==== Data for this exercise ====

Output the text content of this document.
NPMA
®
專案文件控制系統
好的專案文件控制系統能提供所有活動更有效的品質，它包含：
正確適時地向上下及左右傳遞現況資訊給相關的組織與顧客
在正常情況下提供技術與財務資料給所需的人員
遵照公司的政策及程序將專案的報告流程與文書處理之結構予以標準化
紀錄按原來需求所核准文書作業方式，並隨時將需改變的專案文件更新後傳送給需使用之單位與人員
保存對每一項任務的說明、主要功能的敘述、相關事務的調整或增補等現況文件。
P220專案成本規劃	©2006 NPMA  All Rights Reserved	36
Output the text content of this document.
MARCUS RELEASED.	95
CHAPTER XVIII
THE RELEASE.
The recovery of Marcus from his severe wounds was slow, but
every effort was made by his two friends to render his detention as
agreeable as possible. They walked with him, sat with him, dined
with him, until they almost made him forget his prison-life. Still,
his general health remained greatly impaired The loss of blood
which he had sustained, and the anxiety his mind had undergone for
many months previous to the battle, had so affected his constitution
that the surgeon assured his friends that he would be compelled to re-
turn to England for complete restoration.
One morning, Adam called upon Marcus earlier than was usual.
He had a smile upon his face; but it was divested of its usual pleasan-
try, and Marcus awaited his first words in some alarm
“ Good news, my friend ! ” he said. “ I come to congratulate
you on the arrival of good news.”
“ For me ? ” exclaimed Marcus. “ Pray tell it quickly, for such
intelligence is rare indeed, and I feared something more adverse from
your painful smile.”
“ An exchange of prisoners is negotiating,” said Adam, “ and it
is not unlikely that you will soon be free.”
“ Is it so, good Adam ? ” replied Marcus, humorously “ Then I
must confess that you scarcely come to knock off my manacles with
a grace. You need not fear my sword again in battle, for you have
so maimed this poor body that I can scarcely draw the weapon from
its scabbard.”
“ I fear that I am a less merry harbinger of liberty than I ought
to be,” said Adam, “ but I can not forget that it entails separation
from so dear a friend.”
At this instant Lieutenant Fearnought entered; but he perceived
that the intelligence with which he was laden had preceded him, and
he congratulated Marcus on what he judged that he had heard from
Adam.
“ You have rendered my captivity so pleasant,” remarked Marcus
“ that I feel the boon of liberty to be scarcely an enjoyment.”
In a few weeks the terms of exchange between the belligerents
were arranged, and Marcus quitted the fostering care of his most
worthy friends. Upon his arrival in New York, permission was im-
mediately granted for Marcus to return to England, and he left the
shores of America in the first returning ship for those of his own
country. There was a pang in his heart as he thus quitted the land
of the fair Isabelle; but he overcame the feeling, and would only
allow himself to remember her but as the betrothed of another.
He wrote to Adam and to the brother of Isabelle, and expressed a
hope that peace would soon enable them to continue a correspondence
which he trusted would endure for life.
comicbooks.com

====

[Exercise aim]: Repeat all of the records above exactly as they appear.

[Exercise output]:
Output the text content of this document.
NPMA
®
專案文件控制系統
好的專案文件控制系統能提供所有活動更有效的品質，它包含：
正確適時地向上下及左右傳遞現況資訊給相關的組織與顧客
在正常情況下提供技術與財務資料給所需的人員
遵照公司的政策及程序將專案的報告流程與文書處理之結構予以標準化
紀錄按原來需求所核准文書作業方式，並隨時將需改變的專案文件更新後傳送給需使用之單位與人員
保存對每一項任務的說明、主要功能的敘述、相關事務的調整或增補等現況文件。
P220專案成本規劃	©2006 NPMA  All Rights Reserved	36
Output the text content of this document.
MARCUS RELEASED.	95
CHAPTER XVIII
THE RELEASE.
The recovery of Marcus from his severe wounds was slow, but
every effort was made by his two friends to render his detention as
agreeable as possible. They walked with him, sat with him, dined
with him, until they almost made him forget his prison-life. Still,
his general health remained greatly impaired The loss of blood
which he had sustained, and the anxiety his mind had undergone for
many months previous to the battle, had so affected his constitution
that the surgeon assured his friends that he would be compelled to re-
turn to England for complete restoration.
One morning, Adam called upon Marcus earlier than was usual.
He had a smile upon his face; but it was divested of its usual pleasan-
try, and Marcus awaited his first words in some alarm
“ Good news, my friend ! ” he said. “ I come to congratulate
you on the arrival of good news.”
“ For me ? ” exclaimed Marcus. “ Pray tell it quickly, for such
intelligence is rare indeed, and I feared something more adverse from
your painful smile.”
“ An exchange of prisoners is negotiating,” said Adam, “ and it
is not unlikely that you will soon be free.”
“ Is it so, good Adam ? ” replied Marcus, humorously “ Then I
must confess that you scarcely come to knock off my manacles with
a grace. You need not fear my sword again in battle, for you have
so maimed this poor body that I can scarcely draw the weapon from
its scabbard.”
“ I fear that I am a less merry harbinger of liberty than I ought
to be,” said Adam, “ but I can not forget that it entails separation
from so dear a friend.”
At this instant Lieutenant Fearnought entered; but he perceived
that the intelligence with which he was laden had preceded him, and
he congratulated Marcus on what he judged that he had heard from
Adam.
“ You have rendered my captivity so pleasant,” remarked Marcus
“ that I feel the boon of liberty to be scarcely an enjoyment.”
In a few weeks the terms of exchange between the belligerents
were arranged, and Marcus quitted the fostering care of his most
worthy friends. Upon his arrival in New York, permission was im-
mediately granted for Marcus to return to England, and he left the
shores of America in the first returning ship for those of his own
country. There was a pang in his heart as he thus quitted the land
of the fair Isabelle; but he overcame the feeling, and would only
allow himself to remember her but as the betrothed of another.
He wrote to Adam and to the brother of Isabelle, and expressed a
hope that peace would soon enable them to continue a correspondence
which he trusted would endure for life.
comicbooks.com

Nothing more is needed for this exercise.